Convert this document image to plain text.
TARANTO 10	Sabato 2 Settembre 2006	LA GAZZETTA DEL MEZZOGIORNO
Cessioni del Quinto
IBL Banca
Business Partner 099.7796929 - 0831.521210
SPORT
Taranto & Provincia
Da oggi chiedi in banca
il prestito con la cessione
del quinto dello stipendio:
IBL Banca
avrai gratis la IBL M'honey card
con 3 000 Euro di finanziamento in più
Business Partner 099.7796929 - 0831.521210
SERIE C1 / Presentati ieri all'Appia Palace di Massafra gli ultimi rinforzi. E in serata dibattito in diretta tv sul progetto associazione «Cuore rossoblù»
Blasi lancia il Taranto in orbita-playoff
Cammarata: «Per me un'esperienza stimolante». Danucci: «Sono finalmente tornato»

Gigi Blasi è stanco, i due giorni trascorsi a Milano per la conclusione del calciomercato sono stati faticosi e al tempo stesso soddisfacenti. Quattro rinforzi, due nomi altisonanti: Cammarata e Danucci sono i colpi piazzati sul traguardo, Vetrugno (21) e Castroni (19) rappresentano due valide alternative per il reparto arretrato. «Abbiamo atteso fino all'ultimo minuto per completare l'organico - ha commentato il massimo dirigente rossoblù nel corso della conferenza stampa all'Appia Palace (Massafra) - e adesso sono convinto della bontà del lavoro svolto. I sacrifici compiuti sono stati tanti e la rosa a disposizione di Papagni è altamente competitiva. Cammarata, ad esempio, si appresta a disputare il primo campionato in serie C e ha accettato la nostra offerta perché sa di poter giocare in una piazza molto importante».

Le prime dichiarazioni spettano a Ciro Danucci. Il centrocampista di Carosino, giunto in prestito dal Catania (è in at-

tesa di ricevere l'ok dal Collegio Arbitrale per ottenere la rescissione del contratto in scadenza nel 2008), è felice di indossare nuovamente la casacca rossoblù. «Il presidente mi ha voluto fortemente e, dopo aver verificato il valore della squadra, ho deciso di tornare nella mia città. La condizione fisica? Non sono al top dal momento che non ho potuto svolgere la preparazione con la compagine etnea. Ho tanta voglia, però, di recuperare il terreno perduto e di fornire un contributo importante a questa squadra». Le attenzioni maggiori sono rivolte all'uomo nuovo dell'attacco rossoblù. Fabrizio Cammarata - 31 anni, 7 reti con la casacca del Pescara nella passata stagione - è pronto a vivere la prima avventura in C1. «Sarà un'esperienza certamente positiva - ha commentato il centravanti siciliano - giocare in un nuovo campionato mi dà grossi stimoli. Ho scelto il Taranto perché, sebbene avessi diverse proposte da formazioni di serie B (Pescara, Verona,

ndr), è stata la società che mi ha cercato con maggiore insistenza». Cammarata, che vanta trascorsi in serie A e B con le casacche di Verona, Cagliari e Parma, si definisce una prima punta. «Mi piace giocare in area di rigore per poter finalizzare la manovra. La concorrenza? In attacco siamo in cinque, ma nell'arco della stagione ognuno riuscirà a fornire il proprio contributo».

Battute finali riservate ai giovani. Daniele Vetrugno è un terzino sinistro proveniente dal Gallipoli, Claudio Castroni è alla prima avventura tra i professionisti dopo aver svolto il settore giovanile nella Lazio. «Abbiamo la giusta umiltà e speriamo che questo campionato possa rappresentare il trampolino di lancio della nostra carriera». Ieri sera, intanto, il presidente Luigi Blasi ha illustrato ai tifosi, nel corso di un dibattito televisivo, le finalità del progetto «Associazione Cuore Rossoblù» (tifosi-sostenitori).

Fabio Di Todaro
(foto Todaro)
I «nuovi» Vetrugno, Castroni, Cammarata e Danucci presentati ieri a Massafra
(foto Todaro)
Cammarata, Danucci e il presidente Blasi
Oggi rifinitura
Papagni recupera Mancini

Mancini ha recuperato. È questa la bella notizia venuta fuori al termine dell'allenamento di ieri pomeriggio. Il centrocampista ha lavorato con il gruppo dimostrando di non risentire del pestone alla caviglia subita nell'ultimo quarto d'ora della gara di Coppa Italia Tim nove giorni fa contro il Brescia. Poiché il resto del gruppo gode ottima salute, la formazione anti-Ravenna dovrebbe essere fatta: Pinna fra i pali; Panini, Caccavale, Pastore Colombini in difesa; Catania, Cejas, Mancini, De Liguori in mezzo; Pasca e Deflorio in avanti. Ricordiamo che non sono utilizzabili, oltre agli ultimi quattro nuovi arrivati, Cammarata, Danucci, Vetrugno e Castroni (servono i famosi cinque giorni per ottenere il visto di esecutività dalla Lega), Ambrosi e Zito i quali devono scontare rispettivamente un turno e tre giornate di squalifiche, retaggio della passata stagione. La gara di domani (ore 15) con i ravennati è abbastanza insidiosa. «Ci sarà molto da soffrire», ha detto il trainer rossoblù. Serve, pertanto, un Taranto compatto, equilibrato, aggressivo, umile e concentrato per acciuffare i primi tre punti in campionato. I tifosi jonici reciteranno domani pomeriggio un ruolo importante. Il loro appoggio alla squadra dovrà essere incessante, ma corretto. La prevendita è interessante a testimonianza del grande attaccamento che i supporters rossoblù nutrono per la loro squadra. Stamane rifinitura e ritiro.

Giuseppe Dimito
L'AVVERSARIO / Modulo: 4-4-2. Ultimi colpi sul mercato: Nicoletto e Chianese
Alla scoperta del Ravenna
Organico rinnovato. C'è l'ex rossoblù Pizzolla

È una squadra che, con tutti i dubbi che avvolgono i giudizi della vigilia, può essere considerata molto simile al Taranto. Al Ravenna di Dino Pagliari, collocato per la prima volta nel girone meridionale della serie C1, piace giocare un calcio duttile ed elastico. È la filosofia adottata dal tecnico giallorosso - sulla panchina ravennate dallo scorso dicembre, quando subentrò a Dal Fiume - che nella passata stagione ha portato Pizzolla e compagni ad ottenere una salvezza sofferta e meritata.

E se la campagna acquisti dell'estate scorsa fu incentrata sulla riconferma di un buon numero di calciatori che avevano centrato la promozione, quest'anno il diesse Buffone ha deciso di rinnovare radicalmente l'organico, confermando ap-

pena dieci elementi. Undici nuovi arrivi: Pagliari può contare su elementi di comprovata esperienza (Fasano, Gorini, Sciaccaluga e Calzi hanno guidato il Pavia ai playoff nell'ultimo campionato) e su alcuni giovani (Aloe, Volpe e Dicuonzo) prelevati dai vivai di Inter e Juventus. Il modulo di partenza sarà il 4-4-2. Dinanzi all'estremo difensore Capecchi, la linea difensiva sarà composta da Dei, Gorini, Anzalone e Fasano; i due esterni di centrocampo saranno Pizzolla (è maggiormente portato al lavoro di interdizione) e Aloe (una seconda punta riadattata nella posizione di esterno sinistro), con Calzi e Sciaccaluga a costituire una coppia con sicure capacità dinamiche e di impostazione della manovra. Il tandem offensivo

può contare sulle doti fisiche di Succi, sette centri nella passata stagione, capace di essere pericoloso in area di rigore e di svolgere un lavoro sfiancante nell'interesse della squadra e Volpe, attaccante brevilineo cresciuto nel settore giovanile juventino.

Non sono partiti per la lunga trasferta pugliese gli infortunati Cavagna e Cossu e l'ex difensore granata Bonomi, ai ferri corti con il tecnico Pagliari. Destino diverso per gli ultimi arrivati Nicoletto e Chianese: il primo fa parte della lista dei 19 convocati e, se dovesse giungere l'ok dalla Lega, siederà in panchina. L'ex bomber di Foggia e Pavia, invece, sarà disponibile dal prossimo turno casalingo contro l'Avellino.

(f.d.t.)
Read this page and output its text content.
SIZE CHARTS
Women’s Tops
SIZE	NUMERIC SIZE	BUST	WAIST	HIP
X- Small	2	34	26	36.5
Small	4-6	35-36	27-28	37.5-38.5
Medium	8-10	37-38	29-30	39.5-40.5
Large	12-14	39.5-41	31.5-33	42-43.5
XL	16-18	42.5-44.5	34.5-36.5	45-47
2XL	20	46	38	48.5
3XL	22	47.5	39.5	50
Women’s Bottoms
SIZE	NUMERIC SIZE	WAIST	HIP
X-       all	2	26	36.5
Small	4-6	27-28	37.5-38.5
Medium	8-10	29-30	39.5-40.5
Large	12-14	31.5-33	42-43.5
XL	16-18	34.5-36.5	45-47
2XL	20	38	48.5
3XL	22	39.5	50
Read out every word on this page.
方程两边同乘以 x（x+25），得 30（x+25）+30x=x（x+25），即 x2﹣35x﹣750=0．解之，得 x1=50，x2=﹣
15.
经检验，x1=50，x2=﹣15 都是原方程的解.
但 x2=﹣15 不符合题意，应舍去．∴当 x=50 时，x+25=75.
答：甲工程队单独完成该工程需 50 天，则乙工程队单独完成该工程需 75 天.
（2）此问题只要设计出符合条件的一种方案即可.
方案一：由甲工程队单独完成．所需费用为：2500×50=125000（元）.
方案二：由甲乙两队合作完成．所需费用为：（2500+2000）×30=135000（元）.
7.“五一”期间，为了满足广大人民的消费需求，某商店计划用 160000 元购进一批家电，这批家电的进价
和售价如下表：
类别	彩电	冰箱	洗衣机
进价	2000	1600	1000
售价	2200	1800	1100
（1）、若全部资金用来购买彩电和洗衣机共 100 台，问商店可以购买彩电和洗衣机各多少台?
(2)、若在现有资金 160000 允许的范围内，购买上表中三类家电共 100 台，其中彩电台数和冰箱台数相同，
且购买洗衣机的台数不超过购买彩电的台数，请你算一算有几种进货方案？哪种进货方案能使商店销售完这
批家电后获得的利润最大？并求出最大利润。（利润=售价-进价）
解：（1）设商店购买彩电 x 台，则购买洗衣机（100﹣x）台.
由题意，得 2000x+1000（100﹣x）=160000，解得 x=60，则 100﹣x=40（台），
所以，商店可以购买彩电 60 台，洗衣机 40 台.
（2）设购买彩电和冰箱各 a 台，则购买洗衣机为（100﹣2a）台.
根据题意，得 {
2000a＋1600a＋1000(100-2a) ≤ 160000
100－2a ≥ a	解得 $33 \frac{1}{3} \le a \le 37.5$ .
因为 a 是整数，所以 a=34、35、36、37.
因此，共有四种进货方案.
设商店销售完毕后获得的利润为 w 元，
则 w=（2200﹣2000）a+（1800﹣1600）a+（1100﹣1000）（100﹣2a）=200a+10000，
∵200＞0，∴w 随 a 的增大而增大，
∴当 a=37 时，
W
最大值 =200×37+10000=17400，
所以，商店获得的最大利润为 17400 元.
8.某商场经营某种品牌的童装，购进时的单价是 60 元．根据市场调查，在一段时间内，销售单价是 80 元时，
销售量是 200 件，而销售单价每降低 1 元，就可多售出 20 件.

* [Required task] Across the material above, count every line holding "area" and write down only the number.

* [Answer to the exercise] 2